Provided records:
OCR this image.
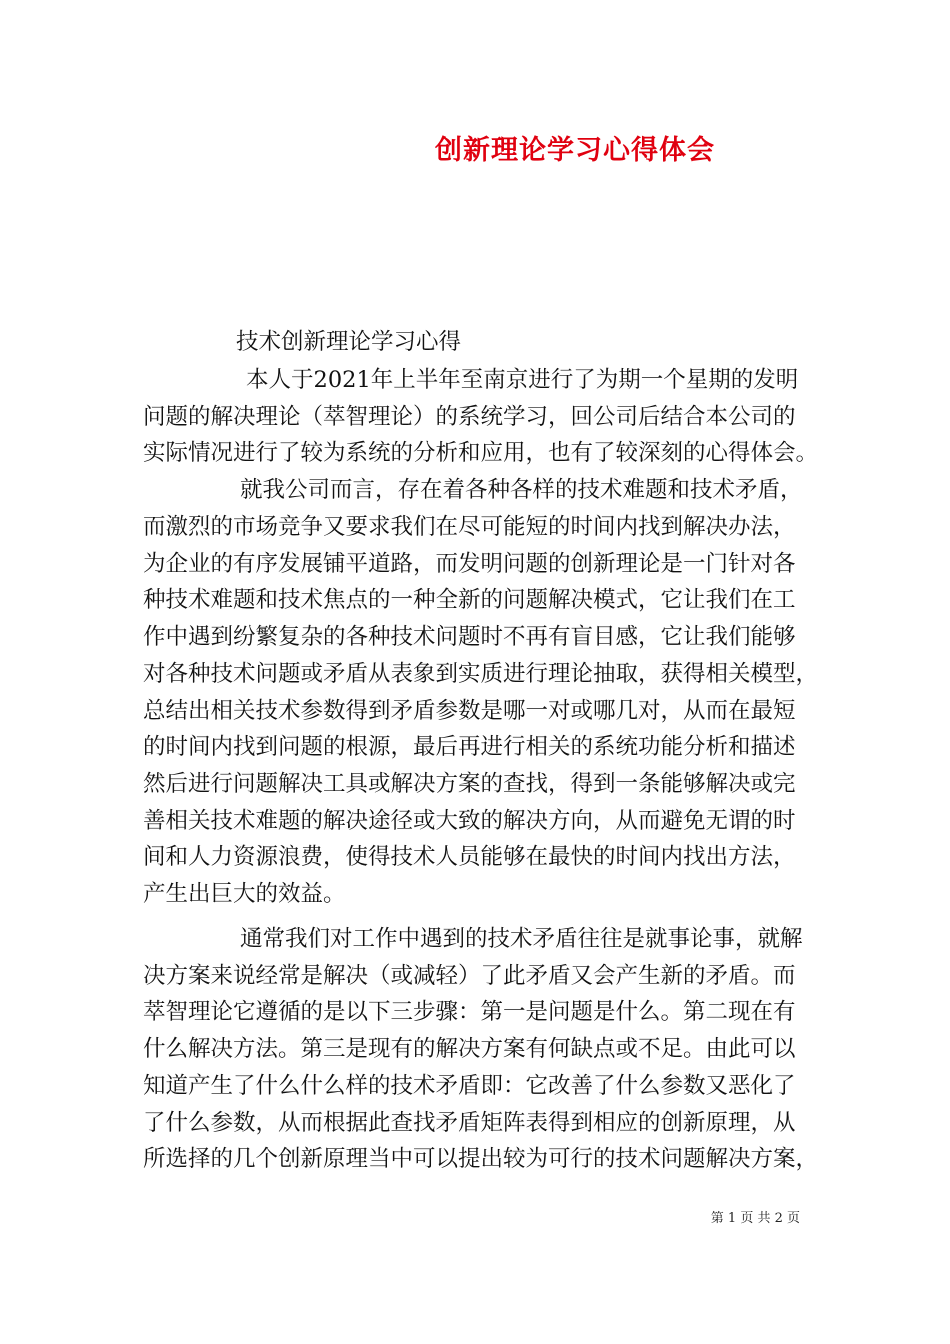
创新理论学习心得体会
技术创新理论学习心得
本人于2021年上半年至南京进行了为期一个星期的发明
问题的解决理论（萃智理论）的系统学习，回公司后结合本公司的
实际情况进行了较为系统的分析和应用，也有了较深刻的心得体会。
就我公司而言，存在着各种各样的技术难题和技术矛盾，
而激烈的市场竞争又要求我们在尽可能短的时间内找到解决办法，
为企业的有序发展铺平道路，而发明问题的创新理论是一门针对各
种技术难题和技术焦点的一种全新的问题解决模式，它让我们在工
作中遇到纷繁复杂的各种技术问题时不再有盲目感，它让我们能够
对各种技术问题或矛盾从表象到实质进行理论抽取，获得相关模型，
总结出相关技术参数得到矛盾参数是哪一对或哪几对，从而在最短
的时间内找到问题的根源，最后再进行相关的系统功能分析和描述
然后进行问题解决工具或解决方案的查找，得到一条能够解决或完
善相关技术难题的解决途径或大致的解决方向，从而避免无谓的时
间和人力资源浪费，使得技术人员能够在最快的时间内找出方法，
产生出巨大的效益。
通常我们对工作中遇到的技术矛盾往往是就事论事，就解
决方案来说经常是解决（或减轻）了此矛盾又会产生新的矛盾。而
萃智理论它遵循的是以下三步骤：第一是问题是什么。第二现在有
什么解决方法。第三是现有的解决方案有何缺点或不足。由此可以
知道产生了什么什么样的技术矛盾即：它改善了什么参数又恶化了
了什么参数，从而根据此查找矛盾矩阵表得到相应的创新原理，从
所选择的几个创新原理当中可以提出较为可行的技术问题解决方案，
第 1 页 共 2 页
==
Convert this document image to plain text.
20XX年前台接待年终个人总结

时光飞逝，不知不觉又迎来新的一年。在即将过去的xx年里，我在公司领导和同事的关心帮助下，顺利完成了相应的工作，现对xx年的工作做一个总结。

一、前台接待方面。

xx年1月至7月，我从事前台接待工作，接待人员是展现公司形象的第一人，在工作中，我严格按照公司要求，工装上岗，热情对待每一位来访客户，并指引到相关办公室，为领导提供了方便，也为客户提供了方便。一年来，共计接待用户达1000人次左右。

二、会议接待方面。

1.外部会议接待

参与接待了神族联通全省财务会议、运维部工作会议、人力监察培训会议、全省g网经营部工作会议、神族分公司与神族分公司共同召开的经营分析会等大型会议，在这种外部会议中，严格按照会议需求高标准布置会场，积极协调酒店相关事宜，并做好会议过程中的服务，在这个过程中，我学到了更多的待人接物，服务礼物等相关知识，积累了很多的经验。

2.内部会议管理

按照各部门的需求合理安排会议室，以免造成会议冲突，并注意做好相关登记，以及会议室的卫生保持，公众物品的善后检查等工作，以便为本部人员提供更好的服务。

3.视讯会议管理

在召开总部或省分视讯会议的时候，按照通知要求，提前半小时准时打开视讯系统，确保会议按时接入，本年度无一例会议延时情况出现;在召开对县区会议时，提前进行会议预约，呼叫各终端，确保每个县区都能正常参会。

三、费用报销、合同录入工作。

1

Short exercise: Pick out every line of the listing containing the word "this", and show those lines.

Problem solution:
OCR this image.
Convert this document image to plain text.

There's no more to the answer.